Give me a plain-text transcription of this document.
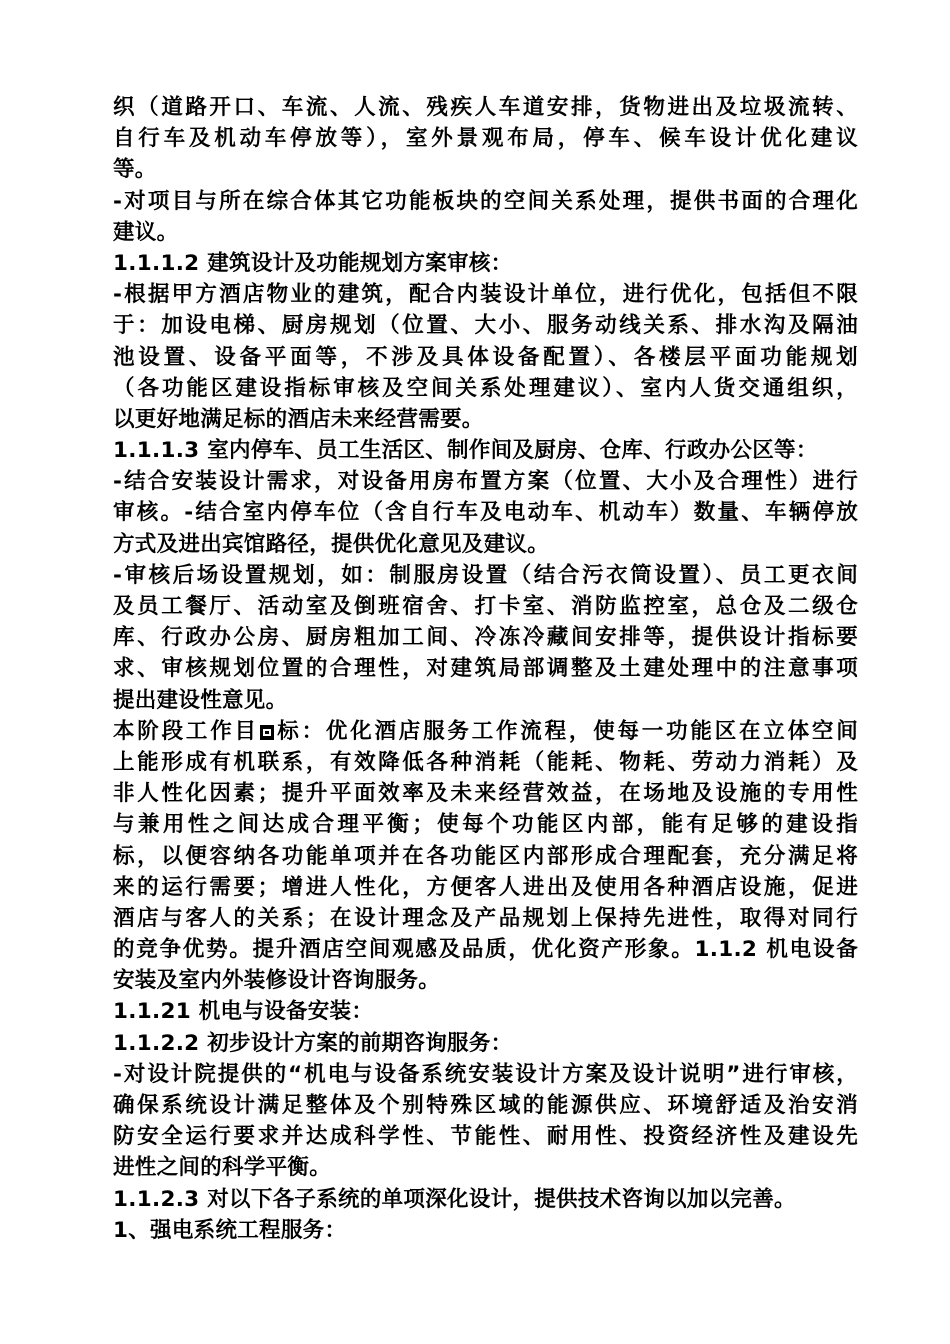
织（道路开口、车流、人流、残疾人车道安排，货物进出及垃圾流转、
自行车及机动车停放等），室外景观布局，停车、候车设计优化建议
等。
-对项目与所在综合体其它功能板块的空间关系处理，提供书面的合理化
建议。
1.1.1.2 建筑设计及功能规划方案审核：
-根据甲方酒店物业的建筑，配合内装设计单位，进行优化，包括但不限
于：加设电梯、厨房规划（位置、大小、服务动线关系、排水沟及隔油
池设置、设备平面等，不涉及具体设备配置）、各楼层平面功能规划
（各功能区建设指标审核及空间关系处理建议）、室内人货交通组织，
以更好地满足标的酒店未来经营需要。
1.1.1.3 室内停车、员工生活区、制作间及厨房、仓库、行政办公区等：
-结合安装设计需求，对设备用房布置方案（位置、大小及合理性）进行
审核。-结合室内停车位（含自行车及电动车、机动车）数量、车辆停放
方式及进出宾馆路径，提供优化意见及建议。
-审核后场设置规划，如：制服房设置（结合污衣筒设置）、员工更衣间
及员工餐厅、活动室及倒班宿舍、打卡室、消防监控室，总仓及二级仓
库、行政办公房、厨房粗加工间、冷冻冷藏间安排等，提供设计指标要
求、审核规划位置的合理性，对建筑局部调整及土建处理中的注意事项
提出建设性意见。
本阶段工作目 标：优化酒店服务工作流程，使每一功能区在立体空间
上能形成有机联系，有效降低各种消耗（能耗、物耗、劳动力消耗）及
非人性化因素；提升平面效率及未来经营效益，在场地及设施的专用性
与兼用性之间达成合理平衡；使每个功能区内部，能有足够的建设指
标，以便容纳各功能单项并在各功能区内部形成合理配套，充分满足将
来的运行需要；增进人性化，方便客人进出及使用各种酒店设施，促进
酒店与客人的关系；在设计理念及产品规划上保持先进性，取得对同行
的竞争优势。提升酒店空间观感及品质，优化资产形象。1.1.2 机电设备
安装及室内外装修设计咨询服务。
1.1.21 机电与设备安装：
1.1.2.2 初步设计方案的前期咨询服务：
-对设计院提供的“机电与设备系统安装设计方案及设计说明”进行审核，
确保系统设计满足整体及个别特殊区域的能源供应、环境舒适及治安消
防安全运行要求并达成科学性、节能性、耐用性、投资经济性及建设先
进性之间的科学平衡。
1.1.2.3 对以下各子系统的单项深化设计，提供技术咨询以加以完善。
1、强电系统工程服务：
--
Return the records exactly. Don't carry the pictures over.

Expected output:
Give me a plain-text transcription of this document.
织（道路开口、车流、人流、残疾人车道安排，货物进出及垃圾流转、
自行车及机动车停放等），室外景观布局，停车、候车设计优化建议
等。
-对项目与所在综合体其它功能板块的空间关系处理，提供书面的合理化
建议。
1.1.1.2 建筑设计及功能规划方案审核：
-根据甲方酒店物业的建筑，配合内装设计单位，进行优化，包括但不限
于：加设电梯、厨房规划（位置、大小、服务动线关系、排水沟及隔油
池设置、设备平面等，不涉及具体设备配置）、各楼层平面功能规划
（各功能区建设指标审核及空间关系处理建议）、室内人货交通组织，
以更好地满足标的酒店未来经营需要。
1.1.1.3 室内停车、员工生活区、制作间及厨房、仓库、行政办公区等：
-结合安装设计需求，对设备用房布置方案（位置、大小及合理性）进行
审核。-结合室内停车位（含自行车及电动车、机动车）数量、车辆停放
方式及进出宾馆路径，提供优化意见及建议。
-审核后场设置规划，如：制服房设置（结合污衣筒设置）、员工更衣间
及员工餐厅、活动室及倒班宿舍、打卡室、消防监控室，总仓及二级仓
库、行政办公房、厨房粗加工间、冷冻冷藏间安排等，提供设计指标要
求、审核规划位置的合理性，对建筑局部调整及土建处理中的注意事项
提出建设性意见。
本阶段工作目 标：优化酒店服务工作流程，使每一功能区在立体空间
上能形成有机联系，有效降低各种消耗（能耗、物耗、劳动力消耗）及
非人性化因素；提升平面效率及未来经营效益，在场地及设施的专用性
与兼用性之间达成合理平衡；使每个功能区内部，能有足够的建设指
标，以便容纳各功能单项并在各功能区内部形成合理配套，充分满足将
来的运行需要；增进人性化，方便客人进出及使用各种酒店设施，促进
酒店与客人的关系；在设计理念及产品规划上保持先进性，取得对同行
的竞争优势。提升酒店空间观感及品质，优化资产形象。1.1.2 机电设备
安装及室内外装修设计咨询服务。
1.1.21 机电与设备安装：
1.1.2.2 初步设计方案的前期咨询服务：
-对设计院提供的“机电与设备系统安装设计方案及设计说明”进行审核，
确保系统设计满足整体及个别特殊区域的能源供应、环境舒适及治安消
防安全运行要求并达成科学性、节能性、耐用性、投资经济性及建设先
进性之间的科学平衡。
1.1.2.3 对以下各子系统的单项深化设计，提供技术咨询以加以完善。
1、强电系统工程服务：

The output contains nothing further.